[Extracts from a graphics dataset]
[START]

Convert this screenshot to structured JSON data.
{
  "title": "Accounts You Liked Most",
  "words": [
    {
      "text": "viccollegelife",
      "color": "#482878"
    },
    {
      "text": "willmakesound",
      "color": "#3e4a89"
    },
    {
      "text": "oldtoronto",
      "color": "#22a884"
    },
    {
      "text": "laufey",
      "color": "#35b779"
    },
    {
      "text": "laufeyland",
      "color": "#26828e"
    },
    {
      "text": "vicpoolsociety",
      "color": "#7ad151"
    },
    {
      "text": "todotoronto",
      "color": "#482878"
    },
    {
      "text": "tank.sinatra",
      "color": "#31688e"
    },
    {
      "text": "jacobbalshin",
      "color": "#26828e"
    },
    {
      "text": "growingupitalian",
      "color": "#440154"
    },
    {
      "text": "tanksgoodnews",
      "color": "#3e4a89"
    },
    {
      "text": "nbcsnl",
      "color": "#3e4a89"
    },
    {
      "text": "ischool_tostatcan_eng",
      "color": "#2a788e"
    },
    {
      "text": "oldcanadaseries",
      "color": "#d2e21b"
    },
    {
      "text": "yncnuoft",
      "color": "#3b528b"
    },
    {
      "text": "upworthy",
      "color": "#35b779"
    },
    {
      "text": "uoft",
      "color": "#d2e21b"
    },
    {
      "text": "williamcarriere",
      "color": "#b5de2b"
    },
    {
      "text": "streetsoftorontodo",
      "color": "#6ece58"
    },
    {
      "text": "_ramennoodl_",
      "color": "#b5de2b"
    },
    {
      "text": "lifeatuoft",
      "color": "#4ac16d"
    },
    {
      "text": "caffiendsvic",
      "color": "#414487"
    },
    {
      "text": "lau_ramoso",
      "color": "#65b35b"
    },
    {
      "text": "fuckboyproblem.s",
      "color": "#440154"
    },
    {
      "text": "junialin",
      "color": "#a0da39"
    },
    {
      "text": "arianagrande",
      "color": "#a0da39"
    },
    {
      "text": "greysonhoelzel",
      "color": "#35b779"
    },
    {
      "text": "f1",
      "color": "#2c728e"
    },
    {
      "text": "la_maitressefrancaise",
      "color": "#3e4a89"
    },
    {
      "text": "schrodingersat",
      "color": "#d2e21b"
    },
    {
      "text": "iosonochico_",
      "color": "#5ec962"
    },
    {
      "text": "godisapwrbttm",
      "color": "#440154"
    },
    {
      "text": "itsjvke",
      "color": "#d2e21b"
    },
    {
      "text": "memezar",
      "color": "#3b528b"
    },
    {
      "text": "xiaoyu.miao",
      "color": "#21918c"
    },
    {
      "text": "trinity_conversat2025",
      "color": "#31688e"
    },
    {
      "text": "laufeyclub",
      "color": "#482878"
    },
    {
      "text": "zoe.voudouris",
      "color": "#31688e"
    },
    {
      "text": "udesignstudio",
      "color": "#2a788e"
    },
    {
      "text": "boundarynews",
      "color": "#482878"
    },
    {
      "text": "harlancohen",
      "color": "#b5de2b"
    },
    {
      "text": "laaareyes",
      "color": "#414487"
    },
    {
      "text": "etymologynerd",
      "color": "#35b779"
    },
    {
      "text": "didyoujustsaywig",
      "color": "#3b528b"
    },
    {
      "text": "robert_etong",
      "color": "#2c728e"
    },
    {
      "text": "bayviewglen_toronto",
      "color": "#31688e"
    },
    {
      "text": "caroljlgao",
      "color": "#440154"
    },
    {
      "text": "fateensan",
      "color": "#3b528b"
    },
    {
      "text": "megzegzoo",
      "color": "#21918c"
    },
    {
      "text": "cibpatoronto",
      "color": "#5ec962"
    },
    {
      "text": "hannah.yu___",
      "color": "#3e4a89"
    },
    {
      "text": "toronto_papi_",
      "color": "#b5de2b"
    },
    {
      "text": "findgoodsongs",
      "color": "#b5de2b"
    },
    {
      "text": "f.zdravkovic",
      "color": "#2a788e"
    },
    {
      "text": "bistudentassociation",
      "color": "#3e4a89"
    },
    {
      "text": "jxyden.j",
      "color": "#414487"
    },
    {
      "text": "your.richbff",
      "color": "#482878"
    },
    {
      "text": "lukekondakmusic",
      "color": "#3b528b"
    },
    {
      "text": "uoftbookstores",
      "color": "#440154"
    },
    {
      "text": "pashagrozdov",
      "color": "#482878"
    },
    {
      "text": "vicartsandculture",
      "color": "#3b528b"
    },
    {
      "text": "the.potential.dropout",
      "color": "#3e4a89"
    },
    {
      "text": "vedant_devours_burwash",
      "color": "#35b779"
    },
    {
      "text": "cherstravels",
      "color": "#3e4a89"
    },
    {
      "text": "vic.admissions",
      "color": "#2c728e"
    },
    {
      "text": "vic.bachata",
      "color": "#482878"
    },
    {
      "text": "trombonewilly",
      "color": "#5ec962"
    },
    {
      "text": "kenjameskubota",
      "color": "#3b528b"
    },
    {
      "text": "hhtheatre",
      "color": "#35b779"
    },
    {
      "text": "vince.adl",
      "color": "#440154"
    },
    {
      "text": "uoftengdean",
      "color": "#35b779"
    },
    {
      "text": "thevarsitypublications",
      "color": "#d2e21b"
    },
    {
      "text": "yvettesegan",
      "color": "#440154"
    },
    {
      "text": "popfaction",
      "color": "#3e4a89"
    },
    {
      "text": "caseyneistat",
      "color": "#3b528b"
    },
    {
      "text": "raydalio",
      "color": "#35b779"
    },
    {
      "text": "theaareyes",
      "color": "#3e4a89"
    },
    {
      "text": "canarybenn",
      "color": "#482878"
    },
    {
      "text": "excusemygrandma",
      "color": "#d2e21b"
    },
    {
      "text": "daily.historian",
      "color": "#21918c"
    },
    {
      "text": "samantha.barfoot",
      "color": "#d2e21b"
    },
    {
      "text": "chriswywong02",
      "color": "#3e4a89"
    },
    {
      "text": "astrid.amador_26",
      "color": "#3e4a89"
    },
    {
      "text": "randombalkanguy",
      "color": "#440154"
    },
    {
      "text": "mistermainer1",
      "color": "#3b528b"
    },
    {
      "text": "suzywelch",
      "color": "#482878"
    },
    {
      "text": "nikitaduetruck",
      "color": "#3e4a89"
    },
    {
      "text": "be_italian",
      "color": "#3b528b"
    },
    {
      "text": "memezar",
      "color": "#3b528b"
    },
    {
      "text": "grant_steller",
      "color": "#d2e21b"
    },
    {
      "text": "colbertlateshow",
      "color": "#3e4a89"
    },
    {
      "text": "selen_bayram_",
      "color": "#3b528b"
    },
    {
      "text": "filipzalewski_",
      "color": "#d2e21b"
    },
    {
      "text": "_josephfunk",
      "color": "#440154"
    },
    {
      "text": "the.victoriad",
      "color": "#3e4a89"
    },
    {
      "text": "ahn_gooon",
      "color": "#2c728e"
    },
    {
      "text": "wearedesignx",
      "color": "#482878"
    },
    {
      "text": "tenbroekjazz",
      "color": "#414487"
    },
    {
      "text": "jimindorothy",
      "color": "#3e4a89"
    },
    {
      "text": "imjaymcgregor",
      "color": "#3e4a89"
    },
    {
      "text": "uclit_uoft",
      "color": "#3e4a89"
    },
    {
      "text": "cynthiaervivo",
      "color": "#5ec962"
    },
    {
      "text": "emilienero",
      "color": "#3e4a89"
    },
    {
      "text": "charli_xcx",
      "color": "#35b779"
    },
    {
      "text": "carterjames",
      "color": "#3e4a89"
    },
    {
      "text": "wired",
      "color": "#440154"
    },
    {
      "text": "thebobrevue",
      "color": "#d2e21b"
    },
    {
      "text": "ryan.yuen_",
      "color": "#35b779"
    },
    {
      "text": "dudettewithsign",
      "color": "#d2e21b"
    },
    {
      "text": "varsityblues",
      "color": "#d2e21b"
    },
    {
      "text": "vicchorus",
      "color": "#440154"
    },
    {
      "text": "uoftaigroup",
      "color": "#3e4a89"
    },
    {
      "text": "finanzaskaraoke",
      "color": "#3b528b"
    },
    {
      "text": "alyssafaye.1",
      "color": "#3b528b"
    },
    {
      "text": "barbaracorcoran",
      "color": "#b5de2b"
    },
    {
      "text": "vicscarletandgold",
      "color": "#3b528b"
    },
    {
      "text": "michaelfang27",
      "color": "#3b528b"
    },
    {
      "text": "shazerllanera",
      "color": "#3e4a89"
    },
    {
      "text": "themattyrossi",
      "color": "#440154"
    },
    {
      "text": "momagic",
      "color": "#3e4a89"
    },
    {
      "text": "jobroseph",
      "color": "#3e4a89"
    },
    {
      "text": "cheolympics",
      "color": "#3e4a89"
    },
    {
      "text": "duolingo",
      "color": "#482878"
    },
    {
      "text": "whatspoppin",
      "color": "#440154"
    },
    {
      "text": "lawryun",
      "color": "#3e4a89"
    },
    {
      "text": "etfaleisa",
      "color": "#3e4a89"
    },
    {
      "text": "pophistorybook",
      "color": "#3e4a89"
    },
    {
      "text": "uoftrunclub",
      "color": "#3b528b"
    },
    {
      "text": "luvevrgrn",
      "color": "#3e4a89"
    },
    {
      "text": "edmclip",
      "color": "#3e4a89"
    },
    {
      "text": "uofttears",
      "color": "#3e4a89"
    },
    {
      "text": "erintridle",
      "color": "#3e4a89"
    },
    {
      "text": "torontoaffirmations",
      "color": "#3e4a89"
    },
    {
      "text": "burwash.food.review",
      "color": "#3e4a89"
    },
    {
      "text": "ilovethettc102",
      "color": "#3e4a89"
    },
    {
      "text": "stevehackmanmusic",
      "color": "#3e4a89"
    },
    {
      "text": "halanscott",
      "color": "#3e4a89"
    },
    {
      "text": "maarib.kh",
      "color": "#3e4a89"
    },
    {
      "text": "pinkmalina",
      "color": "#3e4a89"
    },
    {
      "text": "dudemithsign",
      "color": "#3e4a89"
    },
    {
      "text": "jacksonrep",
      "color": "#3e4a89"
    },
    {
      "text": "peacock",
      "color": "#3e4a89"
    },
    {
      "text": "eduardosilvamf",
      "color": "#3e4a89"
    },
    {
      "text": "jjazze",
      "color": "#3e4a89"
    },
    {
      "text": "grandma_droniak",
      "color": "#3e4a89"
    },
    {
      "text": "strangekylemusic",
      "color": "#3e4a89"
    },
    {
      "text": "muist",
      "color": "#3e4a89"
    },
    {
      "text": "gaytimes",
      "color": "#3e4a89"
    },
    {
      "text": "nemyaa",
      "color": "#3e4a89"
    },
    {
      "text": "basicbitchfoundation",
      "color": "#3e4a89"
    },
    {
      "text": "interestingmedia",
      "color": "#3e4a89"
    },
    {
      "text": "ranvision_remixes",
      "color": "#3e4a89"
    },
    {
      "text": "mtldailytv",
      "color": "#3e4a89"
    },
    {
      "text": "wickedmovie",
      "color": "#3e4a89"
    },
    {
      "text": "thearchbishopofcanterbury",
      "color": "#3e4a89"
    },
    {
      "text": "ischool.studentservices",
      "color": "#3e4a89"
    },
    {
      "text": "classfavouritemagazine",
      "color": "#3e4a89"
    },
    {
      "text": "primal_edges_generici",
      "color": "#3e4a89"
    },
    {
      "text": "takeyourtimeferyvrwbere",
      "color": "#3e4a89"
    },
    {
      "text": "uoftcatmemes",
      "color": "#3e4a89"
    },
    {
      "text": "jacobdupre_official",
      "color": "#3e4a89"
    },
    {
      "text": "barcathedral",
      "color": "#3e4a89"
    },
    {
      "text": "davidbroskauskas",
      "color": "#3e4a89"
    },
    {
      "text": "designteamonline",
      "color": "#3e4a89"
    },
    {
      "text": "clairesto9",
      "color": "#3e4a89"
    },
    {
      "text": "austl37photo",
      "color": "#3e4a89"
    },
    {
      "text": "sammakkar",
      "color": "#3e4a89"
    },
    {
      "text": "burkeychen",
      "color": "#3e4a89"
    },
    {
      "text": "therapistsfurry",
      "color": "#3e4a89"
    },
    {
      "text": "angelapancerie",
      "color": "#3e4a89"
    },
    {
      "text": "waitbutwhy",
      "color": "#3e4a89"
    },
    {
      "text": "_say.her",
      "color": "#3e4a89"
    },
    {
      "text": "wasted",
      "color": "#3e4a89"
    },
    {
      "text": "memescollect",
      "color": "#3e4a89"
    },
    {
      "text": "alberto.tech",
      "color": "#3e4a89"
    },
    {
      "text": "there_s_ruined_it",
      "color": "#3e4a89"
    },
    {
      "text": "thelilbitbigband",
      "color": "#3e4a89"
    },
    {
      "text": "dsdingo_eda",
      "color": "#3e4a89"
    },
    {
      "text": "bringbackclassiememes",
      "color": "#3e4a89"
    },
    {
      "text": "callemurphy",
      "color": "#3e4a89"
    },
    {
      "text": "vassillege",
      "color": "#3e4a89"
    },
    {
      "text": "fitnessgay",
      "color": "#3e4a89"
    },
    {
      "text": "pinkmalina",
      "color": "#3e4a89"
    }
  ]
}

[END]
[START]

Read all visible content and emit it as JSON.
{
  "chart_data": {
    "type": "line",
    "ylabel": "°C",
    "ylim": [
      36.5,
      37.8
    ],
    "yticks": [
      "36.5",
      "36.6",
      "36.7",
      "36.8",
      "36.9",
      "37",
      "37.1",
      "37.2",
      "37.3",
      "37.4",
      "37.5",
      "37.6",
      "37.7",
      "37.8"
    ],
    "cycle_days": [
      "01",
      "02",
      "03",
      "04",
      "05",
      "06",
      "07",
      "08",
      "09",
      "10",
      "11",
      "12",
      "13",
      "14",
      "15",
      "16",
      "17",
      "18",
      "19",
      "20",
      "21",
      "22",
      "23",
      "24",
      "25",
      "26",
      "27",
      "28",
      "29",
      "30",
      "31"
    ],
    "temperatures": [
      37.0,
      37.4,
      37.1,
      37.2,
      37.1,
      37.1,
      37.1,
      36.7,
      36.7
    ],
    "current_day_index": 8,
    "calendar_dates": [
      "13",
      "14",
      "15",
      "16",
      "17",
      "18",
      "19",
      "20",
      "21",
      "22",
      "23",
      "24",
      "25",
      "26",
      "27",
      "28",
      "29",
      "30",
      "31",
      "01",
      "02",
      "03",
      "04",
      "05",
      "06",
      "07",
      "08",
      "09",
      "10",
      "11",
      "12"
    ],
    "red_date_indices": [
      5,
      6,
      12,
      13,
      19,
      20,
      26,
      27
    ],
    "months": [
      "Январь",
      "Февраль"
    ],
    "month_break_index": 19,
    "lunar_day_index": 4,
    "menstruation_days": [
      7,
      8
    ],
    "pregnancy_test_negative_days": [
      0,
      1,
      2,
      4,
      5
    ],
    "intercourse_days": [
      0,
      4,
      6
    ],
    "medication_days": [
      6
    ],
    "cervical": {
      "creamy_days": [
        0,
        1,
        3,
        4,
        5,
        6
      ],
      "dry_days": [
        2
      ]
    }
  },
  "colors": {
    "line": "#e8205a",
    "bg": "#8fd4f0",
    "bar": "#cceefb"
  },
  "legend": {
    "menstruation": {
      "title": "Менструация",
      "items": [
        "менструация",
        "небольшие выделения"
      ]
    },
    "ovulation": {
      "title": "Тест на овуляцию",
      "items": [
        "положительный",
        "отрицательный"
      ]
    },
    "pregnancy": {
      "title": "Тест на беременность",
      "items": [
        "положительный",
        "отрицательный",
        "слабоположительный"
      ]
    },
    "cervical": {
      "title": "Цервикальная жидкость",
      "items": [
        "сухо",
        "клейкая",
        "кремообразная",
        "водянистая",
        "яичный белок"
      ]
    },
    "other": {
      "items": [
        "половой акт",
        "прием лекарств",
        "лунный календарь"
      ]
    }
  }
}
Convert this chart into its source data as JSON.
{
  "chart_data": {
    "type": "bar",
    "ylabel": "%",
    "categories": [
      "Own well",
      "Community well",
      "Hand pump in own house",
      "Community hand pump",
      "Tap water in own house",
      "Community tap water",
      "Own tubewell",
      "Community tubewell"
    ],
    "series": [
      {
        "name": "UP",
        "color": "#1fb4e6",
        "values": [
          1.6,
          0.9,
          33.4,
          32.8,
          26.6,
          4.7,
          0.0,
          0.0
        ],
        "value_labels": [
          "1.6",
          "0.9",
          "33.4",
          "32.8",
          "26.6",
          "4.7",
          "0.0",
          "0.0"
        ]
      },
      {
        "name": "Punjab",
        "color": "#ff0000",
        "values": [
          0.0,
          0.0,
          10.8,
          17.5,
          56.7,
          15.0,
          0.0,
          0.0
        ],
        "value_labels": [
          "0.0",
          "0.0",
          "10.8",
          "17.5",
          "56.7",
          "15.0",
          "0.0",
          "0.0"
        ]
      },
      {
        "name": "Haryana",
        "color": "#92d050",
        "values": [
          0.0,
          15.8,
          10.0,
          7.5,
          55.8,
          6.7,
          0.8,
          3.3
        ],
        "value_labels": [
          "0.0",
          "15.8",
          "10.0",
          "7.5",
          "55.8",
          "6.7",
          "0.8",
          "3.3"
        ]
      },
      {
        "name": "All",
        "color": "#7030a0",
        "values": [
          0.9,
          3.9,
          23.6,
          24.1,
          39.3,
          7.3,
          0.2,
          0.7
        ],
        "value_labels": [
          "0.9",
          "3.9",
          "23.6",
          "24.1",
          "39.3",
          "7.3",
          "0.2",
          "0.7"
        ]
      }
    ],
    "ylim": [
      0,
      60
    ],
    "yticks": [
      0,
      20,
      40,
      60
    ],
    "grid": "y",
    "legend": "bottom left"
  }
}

[END]

__TASK INSTRUCTIONS__. Tally the lines of the material above that contain the word "this" and report the total alone.

__SOLUTION__. 2